━━ The records ━━
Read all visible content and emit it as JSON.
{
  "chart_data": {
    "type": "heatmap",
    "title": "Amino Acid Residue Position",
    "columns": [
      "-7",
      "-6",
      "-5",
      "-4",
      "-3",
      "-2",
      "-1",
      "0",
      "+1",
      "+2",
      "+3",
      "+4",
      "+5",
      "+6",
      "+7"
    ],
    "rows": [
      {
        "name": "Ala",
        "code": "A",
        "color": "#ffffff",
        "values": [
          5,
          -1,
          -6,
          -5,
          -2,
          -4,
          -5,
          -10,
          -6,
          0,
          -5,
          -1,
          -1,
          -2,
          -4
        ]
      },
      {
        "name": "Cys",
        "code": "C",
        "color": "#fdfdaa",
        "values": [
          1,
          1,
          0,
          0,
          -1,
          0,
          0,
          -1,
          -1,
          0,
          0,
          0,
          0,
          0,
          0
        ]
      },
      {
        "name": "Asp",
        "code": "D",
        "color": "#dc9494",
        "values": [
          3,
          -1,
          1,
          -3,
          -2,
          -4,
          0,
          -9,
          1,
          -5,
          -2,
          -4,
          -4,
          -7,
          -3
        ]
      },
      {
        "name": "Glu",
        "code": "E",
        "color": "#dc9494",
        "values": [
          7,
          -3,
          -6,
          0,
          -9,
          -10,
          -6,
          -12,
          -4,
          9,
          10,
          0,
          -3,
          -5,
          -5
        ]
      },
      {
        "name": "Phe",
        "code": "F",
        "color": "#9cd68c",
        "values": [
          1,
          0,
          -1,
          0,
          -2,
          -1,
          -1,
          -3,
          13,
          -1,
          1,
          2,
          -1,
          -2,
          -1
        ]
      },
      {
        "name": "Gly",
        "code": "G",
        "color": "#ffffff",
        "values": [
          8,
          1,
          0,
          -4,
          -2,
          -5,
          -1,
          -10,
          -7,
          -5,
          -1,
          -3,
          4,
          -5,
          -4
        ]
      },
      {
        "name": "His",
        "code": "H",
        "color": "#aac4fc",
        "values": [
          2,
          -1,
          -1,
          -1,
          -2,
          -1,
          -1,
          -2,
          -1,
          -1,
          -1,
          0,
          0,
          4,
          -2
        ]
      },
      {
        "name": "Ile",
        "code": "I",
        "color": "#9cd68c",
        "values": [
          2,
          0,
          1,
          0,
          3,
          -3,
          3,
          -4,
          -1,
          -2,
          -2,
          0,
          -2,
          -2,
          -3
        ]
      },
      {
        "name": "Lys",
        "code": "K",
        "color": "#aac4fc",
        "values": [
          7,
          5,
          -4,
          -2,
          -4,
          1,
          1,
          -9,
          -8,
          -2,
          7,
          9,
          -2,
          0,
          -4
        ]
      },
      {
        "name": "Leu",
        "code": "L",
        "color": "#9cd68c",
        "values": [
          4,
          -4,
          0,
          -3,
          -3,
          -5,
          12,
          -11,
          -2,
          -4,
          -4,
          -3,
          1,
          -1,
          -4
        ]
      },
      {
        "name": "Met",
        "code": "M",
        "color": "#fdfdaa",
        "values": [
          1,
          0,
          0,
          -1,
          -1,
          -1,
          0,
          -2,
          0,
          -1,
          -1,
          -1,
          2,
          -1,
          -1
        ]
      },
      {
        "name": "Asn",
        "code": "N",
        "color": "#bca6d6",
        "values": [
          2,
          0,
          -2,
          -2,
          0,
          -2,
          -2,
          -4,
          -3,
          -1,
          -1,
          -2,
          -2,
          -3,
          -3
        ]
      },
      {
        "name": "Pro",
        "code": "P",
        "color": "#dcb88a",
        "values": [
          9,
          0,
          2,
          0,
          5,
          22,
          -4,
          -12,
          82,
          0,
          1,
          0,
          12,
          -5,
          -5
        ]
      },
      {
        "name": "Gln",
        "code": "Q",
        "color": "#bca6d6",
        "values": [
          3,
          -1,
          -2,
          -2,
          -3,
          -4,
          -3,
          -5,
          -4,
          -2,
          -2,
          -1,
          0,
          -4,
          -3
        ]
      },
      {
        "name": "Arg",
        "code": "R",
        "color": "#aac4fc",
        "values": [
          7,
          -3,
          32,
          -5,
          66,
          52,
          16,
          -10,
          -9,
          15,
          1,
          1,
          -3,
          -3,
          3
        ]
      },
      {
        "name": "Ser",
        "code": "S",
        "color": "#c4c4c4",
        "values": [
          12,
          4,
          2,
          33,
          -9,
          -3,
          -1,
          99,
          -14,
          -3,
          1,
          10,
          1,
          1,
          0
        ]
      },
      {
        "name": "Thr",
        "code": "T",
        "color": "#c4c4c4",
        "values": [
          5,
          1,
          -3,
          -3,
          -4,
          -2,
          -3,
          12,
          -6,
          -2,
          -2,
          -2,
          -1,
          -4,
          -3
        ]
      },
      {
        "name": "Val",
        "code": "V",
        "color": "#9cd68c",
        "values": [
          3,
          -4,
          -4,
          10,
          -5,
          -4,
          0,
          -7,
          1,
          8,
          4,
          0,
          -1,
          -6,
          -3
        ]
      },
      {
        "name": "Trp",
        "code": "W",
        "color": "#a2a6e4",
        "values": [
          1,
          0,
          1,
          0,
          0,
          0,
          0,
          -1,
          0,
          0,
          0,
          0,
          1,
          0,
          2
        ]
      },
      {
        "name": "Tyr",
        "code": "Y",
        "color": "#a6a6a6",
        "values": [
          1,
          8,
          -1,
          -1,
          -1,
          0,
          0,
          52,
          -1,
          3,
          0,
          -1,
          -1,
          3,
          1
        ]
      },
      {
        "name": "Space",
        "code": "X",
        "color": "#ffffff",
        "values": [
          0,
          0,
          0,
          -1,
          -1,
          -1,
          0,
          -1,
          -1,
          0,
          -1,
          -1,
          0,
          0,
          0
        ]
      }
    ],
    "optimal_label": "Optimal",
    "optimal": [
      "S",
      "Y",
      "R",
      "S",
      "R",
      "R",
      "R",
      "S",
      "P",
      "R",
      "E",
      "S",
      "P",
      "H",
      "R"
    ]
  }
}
━━━
**Stated problem**
Your task is to repeat every line exactly.

**Correct answer**
Read all visible content and emit it as JSON.
{
  "chart_data": {
    "type": "heatmap",
    "title": "Amino Acid Residue Position",
    "columns": [
      "-7",
      "-6",
      "-5",
      "-4",
      "-3",
      "-2",
      "-1",
      "0",
      "+1",
      "+2",
      "+3",
      "+4",
      "+5",
      "+6",
      "+7"
    ],
    "rows": [
      {
        "name": "Ala",
        "code": "A",
        "color": "#ffffff",
        "values": [
          5,
          -1,
          -6,
          -5,
          -2,
          -4,
          -5,
          -10,
          -6,
          0,
          -5,
          -1,
          -1,
          -2,
          -4
        ]
      },
      {
        "name": "Cys",
        "code": "C",
        "color": "#fdfdaa",
        "values": [
          1,
          1,
          0,
          0,
          -1,
          0,
          0,
          -1,
          -1,
          0,
          0,
          0,
          0,
          0,
          0
        ]
      },
      {
        "name": "Asp",
        "code": "D",
        "color": "#dc9494",
        "values": [
          3,
          -1,
          1,
          -3,
          -2,
          -4,
          0,
          -9,
          1,
          -5,
          -2,
          -4,
          -4,
          -7,
          -3
        ]
      },
      {
        "name": "Glu",
        "code": "E",
        "color": "#dc9494",
        "values": [
          7,
          -3,
          -6,
          0,
          -9,
          -10,
          -6,
          -12,
          -4,
          9,
          10,
          0,
          -3,
          -5,
          -5
        ]
      },
      {
        "name": "Phe",
        "code": "F",
        "color": "#9cd68c",
        "values": [
          1,
          0,
          -1,
          0,
          -2,
          -1,
          -1,
          -3,
          13,
          -1,
          1,
          2,
          -1,
          -2,
          -1
        ]
      },
      {
        "name": "Gly",
        "code": "G",
        "color": "#ffffff",
        "values": [
          8,
          1,
          0,
          -4,
          -2,
          -5,
          -1,
          -10,
          -7,
          -5,
          -1,
          -3,
          4,
          -5,
          -4
        ]
      },
      {
        "name": "His",
        "code": "H",
        "color": "#aac4fc",
        "values": [
          2,
          -1,
          -1,
          -1,
          -2,
          -1,
          -1,
          -2,
          -1,
          -1,
          -1,
          0,
          0,
          4,
          -2
        ]
      },
      {
        "name": "Ile",
        "code": "I",
        "color": "#9cd68c",
        "values": [
          2,
          0,
          1,
          0,
          3,
          -3,
          3,
          -4,
          -1,
          -2,
          -2,
          0,
          -2,
          -2,
          -3
        ]
      },
      {
        "name": "Lys",
        "code": "K",
        "color": "#aac4fc",
        "values": [
          7,
          5,
          -4,
          -2,
          -4,
          1,
          1,
          -9,
          -8,
          -2,
          7,
          9,
          -2,
          0,
          -4
        ]
      },
      {
        "name": "Leu",
        "code": "L",
        "color": "#9cd68c",
        "values": [
          4,
          -4,
          0,
          -3,
          -3,
          -5,
          12,
          -11,
          -2,
          -4,
          -4,
          -3,
          1,
          -1,
          -4
        ]
      },
      {
        "name": "Met",
        "code": "M",
        "color": "#fdfdaa",
        "values": [
          1,
          0,
          0,
          -1,
          -1,
          -1,
          0,
          -2,
          0,
          -1,
          -1,
          -1,
          2,
          -1,
          -1
        ]
      },
      {
        "name": "Asn",
        "code": "N",
        "color": "#bca6d6",
        "values": [
          2,
          0,
          -2,
          -2,
          0,
          -2,
          -2,
          -4,
          -3,
          -1,
          -1,
          -2,
          -2,
          -3,
          -3
        ]
      },
      {
        "name": "Pro",
        "code": "P",
        "color": "#dcb88a",
        "values": [
          9,
          0,
          2,
          0,
          5,
          22,
          -4,
          -12,
          82,
          0,
          1,
          0,
          12,
          -5,
          -5
        ]
      },
      {
        "name": "Gln",
        "code": "Q",
        "color": "#bca6d6",
        "values": [
          3,
          -1,
          -2,
          -2,
          -3,
          -4,
          -3,
          -5,
          -4,
          -2,
          -2,
          -1,
          0,
          -4,
          -3
        ]
      },
      {
        "name": "Arg",
        "code": "R",
        "color": "#aac4fc",
        "values": [
          7,
          -3,
          32,
          -5,
          66,
          52,
          16,
          -10,
          -9,
          15,
          1,
          1,
          -3,
          -3,
          3
        ]
      },
      {
        "name": "Ser",
        "code": "S",
        "color": "#c4c4c4",
        "values": [
          12,
          4,
          2,
          33,
          -9,
          -3,
          -1,
          99,
          -14,
          -3,
          1,
          10,
          1,
          1,
          0
        ]
      },
      {
        "name": "Thr",
        "code": "T",
        "color": "#c4c4c4",
        "values": [
          5,
          1,
          -3,
          -3,
          -4,
          -2,
          -3,
          12,
          -6,
          -2,
          -2,
          -2,
          -1,
          -4,
          -3
        ]
      },
      {
        "name": "Val",
        "code": "V",
        "color": "#9cd68c",
        "values": [
          3,
          -4,
          -4,
          10,
          -5,
          -4,
          0,
          -7,
          1,
          8,
          4,
          0,
          -1,
          -6,
          -3
        ]
      },
      {
        "name": "Trp",
        "code": "W",
        "color": "#a2a6e4",
        "values": [
          1,
          0,
          1,
          0,
          0,
          0,
          0,
          -1,
          0,
          0,
          0,
          0,
          1,
          0,
          2
        ]
      },
      {
        "name": "Tyr",
        "code": "Y",
        "color": "#a6a6a6",
        "values": [
          1,
          8,
          -1,
          -1,
          -1,
          0,
          0,
          52,
          -1,
          3,
          0,
          -1,
          -1,
          3,
          1
        ]
      },
      {
        "name": "Space",
        "code": "X",
        "color": "#ffffff",
        "values": [
          0,
          0,
          0,
          -1,
          -1,
          -1,
          0,
          -1,
          -1,
          0,
          -1,
          -1,
          0,
          0,
          0
        ]
      }
    ],
    "optimal_label": "Optimal",
    "optimal": [
      "S",
      "Y",
      "R",
      "S",
      "R",
      "R",
      "R",
      "S",
      "P",
      "R",
      "E",
      "S",
      "P",
      "H",
      "R"
    ]
  }
}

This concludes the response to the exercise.